[START OF Stored rows]

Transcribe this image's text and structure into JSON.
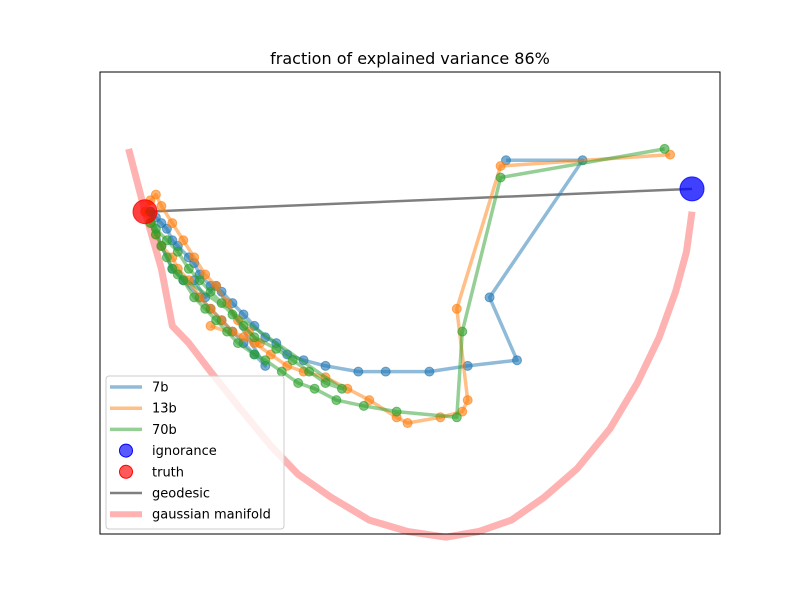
{
  "chart_data": {
    "type": "line",
    "title": "fraction of explained variance 86%",
    "axes_ticks_visible": false,
    "legend_position": "lower-left",
    "series": [
      {
        "name": "7b",
        "kind": "line+markers",
        "color": "#1f77b4",
        "points": [
          [
            0.66,
            0.77
          ],
          [
            0.8,
            0.77
          ],
          [
            0.63,
            0.53
          ],
          [
            0.68,
            0.42
          ],
          [
            0.59,
            0.41
          ],
          [
            0.52,
            0.4
          ],
          [
            0.44,
            0.4
          ],
          [
            0.39,
            0.4
          ],
          [
            0.33,
            0.41
          ],
          [
            0.29,
            0.42
          ],
          [
            0.26,
            0.43
          ],
          [
            0.24,
            0.45
          ],
          [
            0.22,
            0.46
          ],
          [
            0.2,
            0.48
          ],
          [
            0.18,
            0.5
          ],
          [
            0.16,
            0.52
          ],
          [
            0.14,
            0.54
          ],
          [
            0.12,
            0.55
          ],
          [
            0.1,
            0.57
          ],
          [
            0.09,
            0.59
          ],
          [
            0.08,
            0.6
          ],
          [
            0.06,
            0.62
          ],
          [
            0.05,
            0.63
          ],
          [
            0.04,
            0.65
          ],
          [
            0.03,
            0.66
          ],
          [
            0.02,
            0.67
          ],
          [
            0.01,
            0.68
          ],
          [
            0.03,
            0.62
          ],
          [
            0.05,
            0.58
          ],
          [
            0.07,
            0.56
          ],
          [
            0.1,
            0.53
          ],
          [
            0.12,
            0.51
          ],
          [
            0.14,
            0.49
          ],
          [
            0.16,
            0.47
          ],
          [
            0.18,
            0.45
          ],
          [
            0.2,
            0.43
          ],
          [
            0.22,
            0.41
          ],
          [
            0.13,
            0.55
          ],
          [
            0.11,
            0.53
          ],
          [
            0.09,
            0.56
          ]
        ]
      },
      {
        "name": "13b",
        "kind": "line+markers",
        "color": "#ff7f0e",
        "points": [
          [
            0.96,
            0.78
          ],
          [
            0.65,
            0.76
          ],
          [
            0.57,
            0.51
          ],
          [
            0.59,
            0.35
          ],
          [
            0.58,
            0.33
          ],
          [
            0.54,
            0.32
          ],
          [
            0.48,
            0.31
          ],
          [
            0.46,
            0.32
          ],
          [
            0.41,
            0.35
          ],
          [
            0.37,
            0.37
          ],
          [
            0.33,
            0.39
          ],
          [
            0.29,
            0.4
          ],
          [
            0.26,
            0.41
          ],
          [
            0.23,
            0.43
          ],
          [
            0.2,
            0.45
          ],
          [
            0.18,
            0.46
          ],
          [
            0.16,
            0.47
          ],
          [
            0.14,
            0.49
          ],
          [
            0.12,
            0.51
          ],
          [
            0.1,
            0.53
          ],
          [
            0.08,
            0.56
          ],
          [
            0.06,
            0.58
          ],
          [
            0.05,
            0.6
          ],
          [
            0.03,
            0.62
          ],
          [
            0.02,
            0.64
          ],
          [
            0.01,
            0.66
          ],
          [
            0.0,
            0.68
          ],
          [
            0.01,
            0.7
          ],
          [
            0.02,
            0.71
          ],
          [
            0.03,
            0.69
          ],
          [
            0.05,
            0.66
          ],
          [
            0.07,
            0.63
          ],
          [
            0.09,
            0.6
          ],
          [
            0.11,
            0.57
          ],
          [
            0.13,
            0.55
          ],
          [
            0.15,
            0.52
          ],
          [
            0.17,
            0.49
          ],
          [
            0.19,
            0.47
          ],
          [
            0.21,
            0.45
          ],
          [
            0.12,
            0.48
          ]
        ]
      },
      {
        "name": "70b",
        "kind": "line+markers",
        "color": "#2ca02c",
        "points": [
          [
            0.95,
            0.79
          ],
          [
            0.65,
            0.74
          ],
          [
            0.58,
            0.47
          ],
          [
            0.57,
            0.32
          ],
          [
            0.46,
            0.33
          ],
          [
            0.4,
            0.34
          ],
          [
            0.35,
            0.35
          ],
          [
            0.31,
            0.37
          ],
          [
            0.28,
            0.38
          ],
          [
            0.25,
            0.4
          ],
          [
            0.22,
            0.42
          ],
          [
            0.2,
            0.43
          ],
          [
            0.17,
            0.45
          ],
          [
            0.15,
            0.47
          ],
          [
            0.13,
            0.49
          ],
          [
            0.11,
            0.51
          ],
          [
            0.09,
            0.53
          ],
          [
            0.07,
            0.56
          ],
          [
            0.05,
            0.58
          ],
          [
            0.04,
            0.6
          ],
          [
            0.03,
            0.62
          ],
          [
            0.02,
            0.64
          ],
          [
            0.01,
            0.66
          ],
          [
            0.01,
            0.68
          ],
          [
            0.02,
            0.65
          ],
          [
            0.04,
            0.63
          ],
          [
            0.06,
            0.61
          ],
          [
            0.08,
            0.58
          ],
          [
            0.1,
            0.56
          ],
          [
            0.12,
            0.54
          ],
          [
            0.14,
            0.52
          ],
          [
            0.16,
            0.5
          ],
          [
            0.18,
            0.48
          ],
          [
            0.2,
            0.46
          ],
          [
            0.24,
            0.44
          ],
          [
            0.27,
            0.42
          ],
          [
            0.3,
            0.4
          ],
          [
            0.33,
            0.38
          ],
          [
            0.36,
            0.37
          ],
          [
            0.06,
            0.57
          ]
        ]
      },
      {
        "name": "ignorance",
        "kind": "scatter",
        "color": "#0000ff",
        "points": [
          [
            1.0,
            0.72
          ]
        ]
      },
      {
        "name": "truth",
        "kind": "scatter",
        "color": "#ff0000",
        "points": [
          [
            0.0,
            0.68
          ]
        ]
      },
      {
        "name": "geodesic",
        "kind": "line",
        "color": "#000000",
        "points": [
          [
            0.0,
            0.68
          ],
          [
            1.0,
            0.72
          ]
        ]
      },
      {
        "name": "gaussian manifold",
        "kind": "line",
        "color": "#ff0000",
        "points": [
          [
            -0.03,
            0.79
          ],
          [
            0.0,
            0.68
          ],
          [
            0.03,
            0.58
          ],
          [
            0.05,
            0.48
          ],
          [
            0.08,
            0.45
          ],
          [
            0.12,
            0.4
          ],
          [
            0.17,
            0.34
          ],
          [
            0.23,
            0.27
          ],
          [
            0.28,
            0.22
          ],
          [
            0.34,
            0.18
          ],
          [
            0.41,
            0.14
          ],
          [
            0.48,
            0.12
          ],
          [
            0.55,
            0.11
          ],
          [
            0.61,
            0.12
          ],
          [
            0.67,
            0.14
          ],
          [
            0.73,
            0.18
          ],
          [
            0.79,
            0.23
          ],
          [
            0.85,
            0.3
          ],
          [
            0.9,
            0.38
          ],
          [
            0.94,
            0.46
          ],
          [
            0.97,
            0.54
          ],
          [
            0.99,
            0.61
          ],
          [
            1.0,
            0.68
          ]
        ]
      }
    ]
  }
}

[END OF Stored rows]

Show each line of the listing that holds the string "color".

Right answer ->
        "color": "#1f77b4",
        "color": "#ff7f0e",
        "color": "#2ca02c",
        "color": "#0000ff",
        "color": "#ff0000",
        "color": "#000000",
        "color": "#ff0000",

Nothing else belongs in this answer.